## Exercise:
Give nothing except the number of lines containing the word "Klimakrise".

## Information given:
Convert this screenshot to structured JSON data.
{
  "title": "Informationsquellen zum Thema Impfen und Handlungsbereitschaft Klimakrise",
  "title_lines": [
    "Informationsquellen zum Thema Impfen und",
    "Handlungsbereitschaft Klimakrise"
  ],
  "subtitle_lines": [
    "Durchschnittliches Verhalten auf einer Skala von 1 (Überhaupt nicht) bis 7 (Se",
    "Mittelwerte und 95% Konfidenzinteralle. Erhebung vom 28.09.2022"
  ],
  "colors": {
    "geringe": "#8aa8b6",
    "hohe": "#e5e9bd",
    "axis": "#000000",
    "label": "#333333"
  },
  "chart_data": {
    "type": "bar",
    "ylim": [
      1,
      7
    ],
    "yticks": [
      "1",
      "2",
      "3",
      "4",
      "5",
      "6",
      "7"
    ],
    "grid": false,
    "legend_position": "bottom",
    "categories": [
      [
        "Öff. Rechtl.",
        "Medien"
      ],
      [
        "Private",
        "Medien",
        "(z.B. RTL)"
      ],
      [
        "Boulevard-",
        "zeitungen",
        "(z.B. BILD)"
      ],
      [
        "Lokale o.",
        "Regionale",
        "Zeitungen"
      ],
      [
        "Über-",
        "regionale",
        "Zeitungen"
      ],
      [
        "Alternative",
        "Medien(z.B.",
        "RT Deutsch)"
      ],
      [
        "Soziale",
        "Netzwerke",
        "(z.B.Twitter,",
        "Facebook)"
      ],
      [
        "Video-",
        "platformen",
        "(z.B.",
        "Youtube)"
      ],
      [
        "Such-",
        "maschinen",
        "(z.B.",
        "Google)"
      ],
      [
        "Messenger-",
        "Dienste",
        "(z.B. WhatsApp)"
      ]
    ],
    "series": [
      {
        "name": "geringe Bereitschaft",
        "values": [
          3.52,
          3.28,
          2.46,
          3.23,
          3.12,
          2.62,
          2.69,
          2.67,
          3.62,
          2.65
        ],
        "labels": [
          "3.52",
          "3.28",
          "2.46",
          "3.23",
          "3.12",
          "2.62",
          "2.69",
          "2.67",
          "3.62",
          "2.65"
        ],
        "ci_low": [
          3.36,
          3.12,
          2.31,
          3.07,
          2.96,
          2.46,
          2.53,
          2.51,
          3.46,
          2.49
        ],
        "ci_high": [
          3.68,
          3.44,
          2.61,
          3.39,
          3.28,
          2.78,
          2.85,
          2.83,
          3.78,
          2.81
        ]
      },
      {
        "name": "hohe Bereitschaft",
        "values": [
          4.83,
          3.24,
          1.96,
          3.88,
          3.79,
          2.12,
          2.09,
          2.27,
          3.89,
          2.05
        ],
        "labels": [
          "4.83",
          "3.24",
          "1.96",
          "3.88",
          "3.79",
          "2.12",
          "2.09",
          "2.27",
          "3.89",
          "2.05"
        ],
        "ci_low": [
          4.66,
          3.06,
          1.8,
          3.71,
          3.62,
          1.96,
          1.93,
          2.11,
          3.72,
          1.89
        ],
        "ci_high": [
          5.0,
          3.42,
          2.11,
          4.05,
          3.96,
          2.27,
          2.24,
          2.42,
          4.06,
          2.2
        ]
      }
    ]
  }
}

## Worked answer:
2